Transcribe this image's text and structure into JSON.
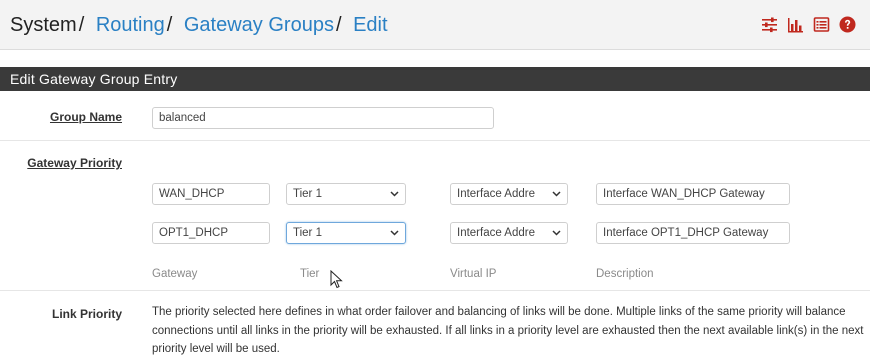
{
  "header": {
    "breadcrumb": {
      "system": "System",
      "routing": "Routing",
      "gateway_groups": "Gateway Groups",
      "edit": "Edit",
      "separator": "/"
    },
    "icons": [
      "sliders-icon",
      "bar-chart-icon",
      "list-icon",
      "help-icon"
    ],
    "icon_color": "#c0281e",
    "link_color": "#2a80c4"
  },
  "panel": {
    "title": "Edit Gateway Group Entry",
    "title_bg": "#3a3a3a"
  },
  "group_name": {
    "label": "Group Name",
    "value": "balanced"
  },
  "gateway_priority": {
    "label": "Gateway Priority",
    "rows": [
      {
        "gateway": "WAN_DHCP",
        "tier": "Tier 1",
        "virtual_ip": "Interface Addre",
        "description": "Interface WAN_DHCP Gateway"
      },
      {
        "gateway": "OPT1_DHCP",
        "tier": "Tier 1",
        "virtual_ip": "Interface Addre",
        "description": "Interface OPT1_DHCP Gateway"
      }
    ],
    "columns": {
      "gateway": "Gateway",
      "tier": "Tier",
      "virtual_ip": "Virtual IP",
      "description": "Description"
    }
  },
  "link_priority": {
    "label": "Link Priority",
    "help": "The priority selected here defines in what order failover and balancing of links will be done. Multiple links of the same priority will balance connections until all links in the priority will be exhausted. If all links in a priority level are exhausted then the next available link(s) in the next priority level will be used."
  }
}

__EXERCISE DIRECTIONS__: The records above need to be given again exactly. Omit the pictures.

__FINISHED TASK__:
Transcribe this image's text and structure into JSON.
{
  "header": {
    "breadcrumb": {
      "system": "System",
      "routing": "Routing",
      "gateway_groups": "Gateway Groups",
      "edit": "Edit",
      "separator": "/"
    },
    "icons": [
      "sliders-icon",
      "bar-chart-icon",
      "list-icon",
      "help-icon"
    ],
    "icon_color": "#c0281e",
    "link_color": "#2a80c4"
  },
  "panel": {
    "title": "Edit Gateway Group Entry",
    "title_bg": "#3a3a3a"
  },
  "group_name": {
    "label": "Group Name",
    "value": "balanced"
  },
  "gateway_priority": {
    "label": "Gateway Priority",
    "rows": [
      {
        "gateway": "WAN_DHCP",
        "tier": "Tier 1",
        "virtual_ip": "Interface Addre",
        "description": "Interface WAN_DHCP Gateway"
      },
      {
        "gateway": "OPT1_DHCP",
        "tier": "Tier 1",
        "virtual_ip": "Interface Addre",
        "description": "Interface OPT1_DHCP Gateway"
      }
    ],
    "columns": {
      "gateway": "Gateway",
      "tier": "Tier",
      "virtual_ip": "Virtual IP",
      "description": "Description"
    }
  },
  "link_priority": {
    "label": "Link Priority",
    "help": "The priority selected here defines in what order failover and balancing of links will be done. Multiple links of the same priority will balance connections until all links in the priority will be exhausted. If all links in a priority level are exhausted then the next available link(s) in the next priority level will be used."
  }
}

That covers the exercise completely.